Given problem
Present each line of the entries below that holds the word "Enter".

Given data
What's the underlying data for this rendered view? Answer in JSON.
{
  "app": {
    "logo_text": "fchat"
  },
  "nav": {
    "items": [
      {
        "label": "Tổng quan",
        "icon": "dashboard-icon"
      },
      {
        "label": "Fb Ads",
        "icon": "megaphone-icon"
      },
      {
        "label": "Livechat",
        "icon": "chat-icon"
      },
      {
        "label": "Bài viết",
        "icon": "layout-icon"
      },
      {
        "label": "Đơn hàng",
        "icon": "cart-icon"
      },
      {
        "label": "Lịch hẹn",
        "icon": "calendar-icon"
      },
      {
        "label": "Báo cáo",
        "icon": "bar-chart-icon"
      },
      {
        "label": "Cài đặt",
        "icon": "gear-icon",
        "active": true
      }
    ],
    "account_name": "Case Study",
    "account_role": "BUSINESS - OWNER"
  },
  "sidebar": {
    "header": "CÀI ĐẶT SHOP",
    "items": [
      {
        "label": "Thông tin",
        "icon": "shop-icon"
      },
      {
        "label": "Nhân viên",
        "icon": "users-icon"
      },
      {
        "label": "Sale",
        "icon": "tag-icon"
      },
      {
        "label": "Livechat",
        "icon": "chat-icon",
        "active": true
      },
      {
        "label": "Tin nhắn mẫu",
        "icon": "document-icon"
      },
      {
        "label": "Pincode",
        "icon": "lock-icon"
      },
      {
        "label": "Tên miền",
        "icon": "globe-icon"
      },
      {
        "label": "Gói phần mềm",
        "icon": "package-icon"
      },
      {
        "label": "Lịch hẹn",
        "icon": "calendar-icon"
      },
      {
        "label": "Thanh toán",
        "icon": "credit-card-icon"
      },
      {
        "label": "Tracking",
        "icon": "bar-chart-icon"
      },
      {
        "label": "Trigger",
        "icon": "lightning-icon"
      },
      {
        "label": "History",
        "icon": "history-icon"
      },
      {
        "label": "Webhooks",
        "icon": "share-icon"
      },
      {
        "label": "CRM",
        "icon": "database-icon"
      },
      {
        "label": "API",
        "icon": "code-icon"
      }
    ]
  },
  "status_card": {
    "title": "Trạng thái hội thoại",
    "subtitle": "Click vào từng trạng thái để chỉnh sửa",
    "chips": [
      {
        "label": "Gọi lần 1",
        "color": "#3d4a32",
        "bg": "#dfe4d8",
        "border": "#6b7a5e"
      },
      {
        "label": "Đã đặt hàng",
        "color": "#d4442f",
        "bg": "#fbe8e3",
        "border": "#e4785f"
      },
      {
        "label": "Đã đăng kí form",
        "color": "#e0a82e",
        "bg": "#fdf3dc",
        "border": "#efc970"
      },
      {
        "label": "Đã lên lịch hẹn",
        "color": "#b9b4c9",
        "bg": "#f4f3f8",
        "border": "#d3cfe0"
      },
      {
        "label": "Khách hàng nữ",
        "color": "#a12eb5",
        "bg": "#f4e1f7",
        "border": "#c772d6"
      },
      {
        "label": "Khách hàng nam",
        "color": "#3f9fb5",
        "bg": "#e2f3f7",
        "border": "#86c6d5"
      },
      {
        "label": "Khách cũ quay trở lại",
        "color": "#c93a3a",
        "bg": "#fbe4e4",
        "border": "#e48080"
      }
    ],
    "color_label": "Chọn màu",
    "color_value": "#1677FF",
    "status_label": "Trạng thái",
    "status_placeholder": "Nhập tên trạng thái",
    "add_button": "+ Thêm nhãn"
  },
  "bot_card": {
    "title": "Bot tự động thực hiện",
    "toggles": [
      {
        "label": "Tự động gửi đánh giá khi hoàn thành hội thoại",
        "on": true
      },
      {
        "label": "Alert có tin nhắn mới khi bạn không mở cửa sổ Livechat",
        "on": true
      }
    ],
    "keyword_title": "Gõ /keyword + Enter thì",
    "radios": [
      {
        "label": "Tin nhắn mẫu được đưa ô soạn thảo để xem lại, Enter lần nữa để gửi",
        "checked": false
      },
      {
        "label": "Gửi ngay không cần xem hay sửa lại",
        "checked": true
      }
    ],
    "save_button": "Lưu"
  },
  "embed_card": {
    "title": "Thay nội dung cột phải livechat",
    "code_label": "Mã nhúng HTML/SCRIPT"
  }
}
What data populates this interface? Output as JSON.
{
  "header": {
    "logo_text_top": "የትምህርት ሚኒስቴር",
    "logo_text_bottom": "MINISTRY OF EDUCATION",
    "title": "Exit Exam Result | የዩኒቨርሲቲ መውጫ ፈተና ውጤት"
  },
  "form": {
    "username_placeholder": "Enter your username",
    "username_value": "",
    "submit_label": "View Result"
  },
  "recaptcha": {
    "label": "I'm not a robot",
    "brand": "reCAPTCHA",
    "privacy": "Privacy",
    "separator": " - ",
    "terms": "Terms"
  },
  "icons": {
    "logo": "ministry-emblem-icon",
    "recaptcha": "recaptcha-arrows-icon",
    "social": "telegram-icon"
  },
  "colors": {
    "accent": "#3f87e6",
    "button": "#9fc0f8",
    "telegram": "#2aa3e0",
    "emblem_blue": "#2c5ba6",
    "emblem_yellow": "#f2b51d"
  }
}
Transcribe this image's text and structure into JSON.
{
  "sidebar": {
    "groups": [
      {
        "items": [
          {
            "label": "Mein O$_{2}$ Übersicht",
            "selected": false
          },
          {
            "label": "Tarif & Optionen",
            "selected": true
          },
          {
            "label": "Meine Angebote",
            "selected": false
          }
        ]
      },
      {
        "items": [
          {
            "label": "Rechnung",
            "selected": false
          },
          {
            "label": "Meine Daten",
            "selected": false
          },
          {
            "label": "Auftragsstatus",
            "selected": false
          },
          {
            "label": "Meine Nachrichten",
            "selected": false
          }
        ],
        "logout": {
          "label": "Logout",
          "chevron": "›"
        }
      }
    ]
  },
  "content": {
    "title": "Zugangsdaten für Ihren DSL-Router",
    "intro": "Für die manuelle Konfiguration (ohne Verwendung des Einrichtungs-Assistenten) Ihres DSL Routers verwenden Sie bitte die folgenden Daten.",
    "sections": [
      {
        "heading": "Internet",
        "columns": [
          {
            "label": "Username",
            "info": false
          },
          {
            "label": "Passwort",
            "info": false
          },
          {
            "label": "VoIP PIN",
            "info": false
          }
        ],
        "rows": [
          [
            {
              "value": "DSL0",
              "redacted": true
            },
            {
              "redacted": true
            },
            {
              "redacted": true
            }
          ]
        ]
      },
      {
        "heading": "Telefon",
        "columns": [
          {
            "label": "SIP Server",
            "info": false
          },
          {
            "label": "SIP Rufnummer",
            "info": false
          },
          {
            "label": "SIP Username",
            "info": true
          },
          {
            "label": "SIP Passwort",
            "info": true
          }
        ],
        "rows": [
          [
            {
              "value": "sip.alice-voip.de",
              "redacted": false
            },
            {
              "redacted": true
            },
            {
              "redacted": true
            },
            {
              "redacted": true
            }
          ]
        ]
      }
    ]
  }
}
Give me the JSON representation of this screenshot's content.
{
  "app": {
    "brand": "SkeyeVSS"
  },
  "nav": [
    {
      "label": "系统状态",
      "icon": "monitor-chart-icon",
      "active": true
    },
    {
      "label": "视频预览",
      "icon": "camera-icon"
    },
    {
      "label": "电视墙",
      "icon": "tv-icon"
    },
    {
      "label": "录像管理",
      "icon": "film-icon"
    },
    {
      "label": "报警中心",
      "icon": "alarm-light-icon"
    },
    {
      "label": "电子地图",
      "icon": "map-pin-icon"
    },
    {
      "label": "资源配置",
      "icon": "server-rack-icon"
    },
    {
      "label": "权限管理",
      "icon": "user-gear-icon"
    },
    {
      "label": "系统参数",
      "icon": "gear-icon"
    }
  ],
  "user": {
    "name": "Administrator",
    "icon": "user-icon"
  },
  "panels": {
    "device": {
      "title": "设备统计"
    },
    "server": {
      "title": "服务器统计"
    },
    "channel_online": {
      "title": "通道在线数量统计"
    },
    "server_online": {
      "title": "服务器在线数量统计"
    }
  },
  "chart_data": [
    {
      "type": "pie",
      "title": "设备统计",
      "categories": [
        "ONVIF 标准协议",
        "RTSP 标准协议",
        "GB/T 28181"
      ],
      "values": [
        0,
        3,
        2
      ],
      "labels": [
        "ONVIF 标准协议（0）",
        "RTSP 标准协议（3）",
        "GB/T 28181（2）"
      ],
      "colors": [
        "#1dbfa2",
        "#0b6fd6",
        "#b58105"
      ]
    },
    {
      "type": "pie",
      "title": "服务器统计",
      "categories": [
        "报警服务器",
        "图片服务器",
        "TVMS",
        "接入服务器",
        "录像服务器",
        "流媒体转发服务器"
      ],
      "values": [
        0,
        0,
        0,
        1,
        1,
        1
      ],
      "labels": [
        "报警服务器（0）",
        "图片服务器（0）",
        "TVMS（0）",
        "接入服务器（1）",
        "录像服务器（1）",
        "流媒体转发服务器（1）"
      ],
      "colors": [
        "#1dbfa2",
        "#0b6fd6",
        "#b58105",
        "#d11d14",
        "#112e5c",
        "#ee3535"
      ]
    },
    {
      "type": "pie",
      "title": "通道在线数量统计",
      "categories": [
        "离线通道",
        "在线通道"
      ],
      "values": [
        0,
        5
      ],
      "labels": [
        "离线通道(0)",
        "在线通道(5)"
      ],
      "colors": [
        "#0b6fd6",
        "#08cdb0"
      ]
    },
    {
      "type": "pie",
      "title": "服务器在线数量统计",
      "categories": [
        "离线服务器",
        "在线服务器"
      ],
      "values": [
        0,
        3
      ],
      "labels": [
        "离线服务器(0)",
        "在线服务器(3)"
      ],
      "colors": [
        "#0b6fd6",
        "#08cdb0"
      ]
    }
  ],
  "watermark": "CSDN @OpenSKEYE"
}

The solution
    "keyword_title": "Gõ /keyword + Enter thì",
        "label": "Tin nhắn mẫu được đưa ô soạn thảo để xem lại, Enter lần nữa để gửi",
    "username_placeholder": "Enter your username",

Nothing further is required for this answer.